Your task is to copy every line of this material exactly.
• • •
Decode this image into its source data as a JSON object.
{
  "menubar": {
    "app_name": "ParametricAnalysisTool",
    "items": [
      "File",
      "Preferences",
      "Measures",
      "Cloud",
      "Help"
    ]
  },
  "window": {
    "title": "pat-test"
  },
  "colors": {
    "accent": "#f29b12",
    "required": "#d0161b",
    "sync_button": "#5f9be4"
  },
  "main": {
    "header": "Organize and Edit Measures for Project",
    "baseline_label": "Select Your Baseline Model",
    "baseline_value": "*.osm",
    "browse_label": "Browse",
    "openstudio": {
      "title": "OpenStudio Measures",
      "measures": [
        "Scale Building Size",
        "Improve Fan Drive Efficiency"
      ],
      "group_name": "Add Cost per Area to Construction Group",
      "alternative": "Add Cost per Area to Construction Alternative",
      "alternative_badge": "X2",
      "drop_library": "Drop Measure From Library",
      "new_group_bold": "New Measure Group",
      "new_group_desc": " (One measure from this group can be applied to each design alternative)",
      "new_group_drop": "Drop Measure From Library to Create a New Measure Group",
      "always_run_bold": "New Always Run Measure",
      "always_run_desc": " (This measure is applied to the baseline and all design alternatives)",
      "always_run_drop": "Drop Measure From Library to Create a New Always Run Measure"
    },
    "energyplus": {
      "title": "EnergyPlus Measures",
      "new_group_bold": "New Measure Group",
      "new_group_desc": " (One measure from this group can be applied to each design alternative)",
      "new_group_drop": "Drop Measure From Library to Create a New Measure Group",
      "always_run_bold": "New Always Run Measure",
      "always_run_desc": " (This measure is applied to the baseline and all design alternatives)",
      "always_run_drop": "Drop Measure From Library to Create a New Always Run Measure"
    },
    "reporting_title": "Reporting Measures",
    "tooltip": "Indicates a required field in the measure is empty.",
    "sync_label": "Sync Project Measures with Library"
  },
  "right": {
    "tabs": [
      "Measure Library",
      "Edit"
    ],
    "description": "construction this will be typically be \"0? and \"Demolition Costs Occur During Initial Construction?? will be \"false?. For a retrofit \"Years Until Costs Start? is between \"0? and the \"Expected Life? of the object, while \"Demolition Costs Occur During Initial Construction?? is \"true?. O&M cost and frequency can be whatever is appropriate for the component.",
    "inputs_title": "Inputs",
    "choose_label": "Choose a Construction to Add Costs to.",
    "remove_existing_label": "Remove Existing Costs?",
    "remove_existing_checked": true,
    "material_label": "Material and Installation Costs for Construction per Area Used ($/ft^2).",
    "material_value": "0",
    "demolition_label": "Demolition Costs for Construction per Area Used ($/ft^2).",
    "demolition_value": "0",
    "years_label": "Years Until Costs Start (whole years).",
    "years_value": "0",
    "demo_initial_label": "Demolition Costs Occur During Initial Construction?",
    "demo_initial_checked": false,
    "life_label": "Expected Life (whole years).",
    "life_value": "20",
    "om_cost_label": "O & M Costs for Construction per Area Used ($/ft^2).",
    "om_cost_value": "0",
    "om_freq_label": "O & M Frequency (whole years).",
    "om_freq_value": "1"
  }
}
• • •
> _Solution to the exercise_
Decode this image into its source data as a JSON object.
{
  "menubar": {
    "app_name": "ParametricAnalysisTool",
    "items": [
      "File",
      "Preferences",
      "Measures",
      "Cloud",
      "Help"
    ]
  },
  "window": {
    "title": "pat-test"
  },
  "colors": {
    "accent": "#f29b12",
    "required": "#d0161b",
    "sync_button": "#5f9be4"
  },
  "main": {
    "header": "Organize and Edit Measures for Project",
    "baseline_label": "Select Your Baseline Model",
    "baseline_value": "*.osm",
    "browse_label": "Browse",
    "openstudio": {
      "title": "OpenStudio Measures",
      "measures": [
        "Scale Building Size",
        "Improve Fan Drive Efficiency"
      ],
      "group_name": "Add Cost per Area to Construction Group",
      "alternative": "Add Cost per Area to Construction Alternative",
      "alternative_badge": "X2",
      "drop_library": "Drop Measure From Library",
      "new_group_bold": "New Measure Group",
      "new_group_desc": " (One measure from this group can be applied to each design alternative)",
      "new_group_drop": "Drop Measure From Library to Create a New Measure Group",
      "always_run_bold": "New Always Run Measure",
      "always_run_desc": " (This measure is applied to the baseline and all design alternatives)",
      "always_run_drop": "Drop Measure From Library to Create a New Always Run Measure"
    },
    "energyplus": {
      "title": "EnergyPlus Measures",
      "new_group_bold": "New Measure Group",
      "new_group_desc": " (One measure from this group can be applied to each design alternative)",
      "new_group_drop": "Drop Measure From Library to Create a New Measure Group",
      "always_run_bold": "New Always Run Measure",
      "always_run_desc": " (This measure is applied to the baseline and all design alternatives)",
      "always_run_drop": "Drop Measure From Library to Create a New Always Run Measure"
    },
    "reporting_title": "Reporting Measures",
    "tooltip": "Indicates a required field in the measure is empty.",
    "sync_label": "Sync Project Measures with Library"
  },
  "right": {
    "tabs": [
      "Measure Library",
      "Edit"
    ],
    "description": "construction this will be typically be \"0? and \"Demolition Costs Occur During Initial Construction?? will be \"false?. For a retrofit \"Years Until Costs Start? is between \"0? and the \"Expected Life? of the object, while \"Demolition Costs Occur During Initial Construction?? is \"true?. O&M cost and frequency can be whatever is appropriate for the component.",
    "inputs_title": "Inputs",
    "choose_label": "Choose a Construction to Add Costs to.",
    "remove_existing_label": "Remove Existing Costs?",
    "remove_existing_checked": true,
    "material_label": "Material and Installation Costs for Construction per Area Used ($/ft^2).",
    "material_value": "0",
    "demolition_label": "Demolition Costs for Construction per Area Used ($/ft^2).",
    "demolition_value": "0",
    "years_label": "Years Until Costs Start (whole years).",
    "years_value": "0",
    "demo_initial_label": "Demolition Costs Occur During Initial Construction?",
    "demo_initial_checked": false,
    "life_label": "Expected Life (whole years).",
    "life_value": "20",
    "om_cost_label": "O & M Costs for Construction per Area Used ($/ft^2).",
    "om_cost_value": "0",
    "om_freq_label": "O & M Frequency (whole years).",
    "om_freq_value": "1"
  }
}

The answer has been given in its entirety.